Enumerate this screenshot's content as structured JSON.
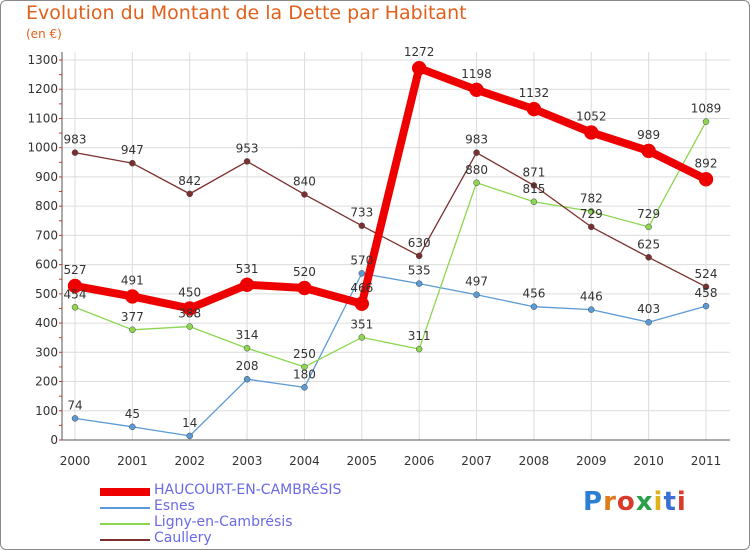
{
  "header": {
    "title": "Evolution du Montant de la Dette par Habitant",
    "subtitle": "(en €)"
  },
  "logo": {
    "text": "Proxiti",
    "letters": [
      "P",
      "r",
      "o",
      "x",
      "i",
      "t",
      "i"
    ],
    "colors": [
      "#2a7fd4",
      "#e07b1c",
      "#d93a2a",
      "#2aa04a",
      "#e0b21c",
      "#3a6fd4",
      "#d93a2a"
    ]
  },
  "chart_data": {
    "type": "line",
    "title": "Evolution du Montant de la Dette par Habitant",
    "subtitle": "(en €)",
    "x": [
      "2000",
      "2001",
      "2002",
      "2003",
      "2004",
      "2005",
      "2006",
      "2007",
      "2008",
      "2009",
      "2010",
      "2011"
    ],
    "ylim": [
      0,
      1300
    ],
    "yticks": [
      0,
      100,
      200,
      300,
      400,
      500,
      600,
      700,
      800,
      900,
      1000,
      1100,
      1200,
      1300
    ],
    "grid": true,
    "legend_position": "bottom-left",
    "series": [
      {
        "name": "HAUCOURT-EN-CAMBRéSIS",
        "color": "#ee0000",
        "width": 8,
        "marker": 7,
        "values": [
          527,
          491,
          450,
          531,
          520,
          466,
          1272,
          1198,
          1132,
          1052,
          989,
          892
        ]
      },
      {
        "name": "Esnes",
        "color": "#5b9bd5",
        "width": 1.3,
        "marker": 3,
        "values": [
          74,
          45,
          14,
          208,
          180,
          570,
          535,
          497,
          456,
          446,
          403,
          458
        ]
      },
      {
        "name": "Ligny-en-Cambrésis",
        "color": "#8cd650",
        "width": 1.3,
        "marker": 3,
        "values": [
          454,
          377,
          388,
          314,
          250,
          351,
          311,
          880,
          815,
          782,
          729,
          1089
        ]
      },
      {
        "name": "Caullery",
        "color": "#7b2f2f",
        "width": 1.3,
        "marker": 3,
        "values": [
          983,
          947,
          842,
          953,
          840,
          733,
          630,
          983,
          871,
          729,
          625,
          524
        ]
      }
    ]
  }
}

_ _ _ _ _

Leave out the pictures and return every record word for word.

__Task result__.
Enumerate this screenshot's content as structured JSON.
{
  "header": {
    "title": "Evolution du Montant de la Dette par Habitant",
    "subtitle": "(en €)"
  },
  "logo": {
    "text": "Proxiti",
    "letters": [
      "P",
      "r",
      "o",
      "x",
      "i",
      "t",
      "i"
    ],
    "colors": [
      "#2a7fd4",
      "#e07b1c",
      "#d93a2a",
      "#2aa04a",
      "#e0b21c",
      "#3a6fd4",
      "#d93a2a"
    ]
  },
  "chart_data": {
    "type": "line",
    "title": "Evolution du Montant de la Dette par Habitant",
    "subtitle": "(en €)",
    "x": [
      "2000",
      "2001",
      "2002",
      "2003",
      "2004",
      "2005",
      "2006",
      "2007",
      "2008",
      "2009",
      "2010",
      "2011"
    ],
    "ylim": [
      0,
      1300
    ],
    "yticks": [
      0,
      100,
      200,
      300,
      400,
      500,
      600,
      700,
      800,
      900,
      1000,
      1100,
      1200,
      1300
    ],
    "grid": true,
    "legend_position": "bottom-left",
    "series": [
      {
        "name": "HAUCOURT-EN-CAMBRéSIS",
        "color": "#ee0000",
        "width": 8,
        "marker": 7,
        "values": [
          527,
          491,
          450,
          531,
          520,
          466,
          1272,
          1198,
          1132,
          1052,
          989,
          892
        ]
      },
      {
        "name": "Esnes",
        "color": "#5b9bd5",
        "width": 1.3,
        "marker": 3,
        "values": [
          74,
          45,
          14,
          208,
          180,
          570,
          535,
          497,
          456,
          446,
          403,
          458
        ]
      },
      {
        "name": "Ligny-en-Cambrésis",
        "color": "#8cd650",
        "width": 1.3,
        "marker": 3,
        "values": [
          454,
          377,
          388,
          314,
          250,
          351,
          311,
          880,
          815,
          782,
          729,
          1089
        ]
      },
      {
        "name": "Caullery",
        "color": "#7b2f2f",
        "width": 1.3,
        "marker": 3,
        "values": [
          983,
          947,
          842,
          953,
          840,
          733,
          630,
          983,
          871,
          729,
          625,
          524
        ]
      }
    ]
  }
}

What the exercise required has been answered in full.